■ **AIM OF THE TASK**
Would you extract the whole listing below and retype it exactly?
##### DATA SHOWN
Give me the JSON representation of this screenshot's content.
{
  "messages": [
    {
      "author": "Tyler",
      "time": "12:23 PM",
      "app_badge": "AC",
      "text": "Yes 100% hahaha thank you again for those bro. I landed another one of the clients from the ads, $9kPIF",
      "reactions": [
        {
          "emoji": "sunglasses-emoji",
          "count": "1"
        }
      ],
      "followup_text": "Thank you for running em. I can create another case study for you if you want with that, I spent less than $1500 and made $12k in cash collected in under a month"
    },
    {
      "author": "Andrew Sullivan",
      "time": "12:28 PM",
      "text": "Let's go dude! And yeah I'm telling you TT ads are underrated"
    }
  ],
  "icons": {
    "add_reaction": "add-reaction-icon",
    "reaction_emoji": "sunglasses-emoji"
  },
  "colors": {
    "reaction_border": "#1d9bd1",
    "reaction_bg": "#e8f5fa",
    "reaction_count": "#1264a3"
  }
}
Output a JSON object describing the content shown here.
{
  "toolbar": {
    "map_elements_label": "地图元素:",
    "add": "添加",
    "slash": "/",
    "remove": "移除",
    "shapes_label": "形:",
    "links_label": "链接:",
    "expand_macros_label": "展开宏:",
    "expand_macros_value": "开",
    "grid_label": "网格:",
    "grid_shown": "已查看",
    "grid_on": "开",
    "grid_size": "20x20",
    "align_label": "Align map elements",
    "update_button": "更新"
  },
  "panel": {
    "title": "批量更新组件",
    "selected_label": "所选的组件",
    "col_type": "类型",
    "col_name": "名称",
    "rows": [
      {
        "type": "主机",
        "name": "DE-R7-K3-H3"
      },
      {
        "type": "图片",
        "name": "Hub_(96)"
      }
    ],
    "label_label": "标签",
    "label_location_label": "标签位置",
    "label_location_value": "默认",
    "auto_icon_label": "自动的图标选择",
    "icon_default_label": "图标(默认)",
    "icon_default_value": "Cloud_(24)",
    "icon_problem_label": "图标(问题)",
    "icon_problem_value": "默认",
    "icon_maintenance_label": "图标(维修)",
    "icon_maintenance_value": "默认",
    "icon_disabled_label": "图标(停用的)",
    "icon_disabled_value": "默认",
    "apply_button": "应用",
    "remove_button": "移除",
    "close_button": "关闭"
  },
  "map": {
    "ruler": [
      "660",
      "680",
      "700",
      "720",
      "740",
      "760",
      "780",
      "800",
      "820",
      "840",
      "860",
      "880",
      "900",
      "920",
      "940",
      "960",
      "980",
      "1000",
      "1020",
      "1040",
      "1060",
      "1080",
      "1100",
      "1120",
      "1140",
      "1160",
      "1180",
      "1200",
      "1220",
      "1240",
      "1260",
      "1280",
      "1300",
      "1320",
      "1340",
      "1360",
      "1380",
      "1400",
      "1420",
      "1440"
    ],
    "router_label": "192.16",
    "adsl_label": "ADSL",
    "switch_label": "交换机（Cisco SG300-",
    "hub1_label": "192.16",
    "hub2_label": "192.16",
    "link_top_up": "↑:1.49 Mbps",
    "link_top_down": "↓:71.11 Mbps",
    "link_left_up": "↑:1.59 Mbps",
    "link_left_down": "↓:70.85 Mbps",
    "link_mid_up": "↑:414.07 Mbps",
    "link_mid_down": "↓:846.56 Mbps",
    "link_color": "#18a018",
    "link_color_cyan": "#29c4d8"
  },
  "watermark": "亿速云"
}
##########
■ **EXERCISE SOLUTION**
Give me the JSON representation of this screenshot's content.
{
  "messages": [
    {
      "author": "Tyler",
      "time": "12:23 PM",
      "app_badge": "AC",
      "text": "Yes 100% hahaha thank you again for those bro. I landed another one of the clients from the ads, $9kPIF",
      "reactions": [
        {
          "emoji": "sunglasses-emoji",
          "count": "1"
        }
      ],
      "followup_text": "Thank you for running em. I can create another case study for you if you want with that, I spent less than $1500 and made $12k in cash collected in under a month"
    },
    {
      "author": "Andrew Sullivan",
      "time": "12:28 PM",
      "text": "Let's go dude! And yeah I'm telling you TT ads are underrated"
    }
  ],
  "icons": {
    "add_reaction": "add-reaction-icon",
    "reaction_emoji": "sunglasses-emoji"
  },
  "colors": {
    "reaction_border": "#1d9bd1",
    "reaction_bg": "#e8f5fa",
    "reaction_count": "#1264a3"
  }
}
Output a JSON object describing the content shown here.
{
  "toolbar": {
    "map_elements_label": "地图元素:",
    "add": "添加",
    "slash": "/",
    "remove": "移除",
    "shapes_label": "形:",
    "links_label": "链接:",
    "expand_macros_label": "展开宏:",
    "expand_macros_value": "开",
    "grid_label": "网格:",
    "grid_shown": "已查看",
    "grid_on": "开",
    "grid_size": "20x20",
    "align_label": "Align map elements",
    "update_button": "更新"
  },
  "panel": {
    "title": "批量更新组件",
    "selected_label": "所选的组件",
    "col_type": "类型",
    "col_name": "名称",
    "rows": [
      {
        "type": "主机",
        "name": "DE-R7-K3-H3"
      },
      {
        "type": "图片",
        "name": "Hub_(96)"
      }
    ],
    "label_label": "标签",
    "label_location_label": "标签位置",
    "label_location_value": "默认",
    "auto_icon_label": "自动的图标选择",
    "icon_default_label": "图标(默认)",
    "icon_default_value": "Cloud_(24)",
    "icon_problem_label": "图标(问题)",
    "icon_problem_value": "默认",
    "icon_maintenance_label": "图标(维修)",
    "icon_maintenance_value": "默认",
    "icon_disabled_label": "图标(停用的)",
    "icon_disabled_value": "默认",
    "apply_button": "应用",
    "remove_button": "移除",
    "close_button": "关闭"
  },
  "map": {
    "ruler": [
      "660",
      "680",
      "700",
      "720",
      "740",
      "760",
      "780",
      "800",
      "820",
      "840",
      "860",
      "880",
      "900",
      "920",
      "940",
      "960",
      "980",
      "1000",
      "1020",
      "1040",
      "1060",
      "1080",
      "1100",
      "1120",
      "1140",
      "1160",
      "1180",
      "1200",
      "1220",
      "1240",
      "1260",
      "1280",
      "1300",
      "1320",
      "1340",
      "1360",
      "1380",
      "1400",
      "1420",
      "1440"
    ],
    "router_label": "192.16",
    "adsl_label": "ADSL",
    "switch_label": "交换机（Cisco SG300-",
    "hub1_label": "192.16",
    "hub2_label": "192.16",
    "link_top_up": "↑:1.49 Mbps",
    "link_top_down": "↓:71.11 Mbps",
    "link_left_up": "↑:1.59 Mbps",
    "link_left_down": "↓:70.85 Mbps",
    "link_mid_up": "↑:414.07 Mbps",
    "link_mid_down": "↓:846.56 Mbps",
    "link_color": "#18a018",
    "link_color_cyan": "#29c4d8"
  },
  "watermark": "亿速云"
}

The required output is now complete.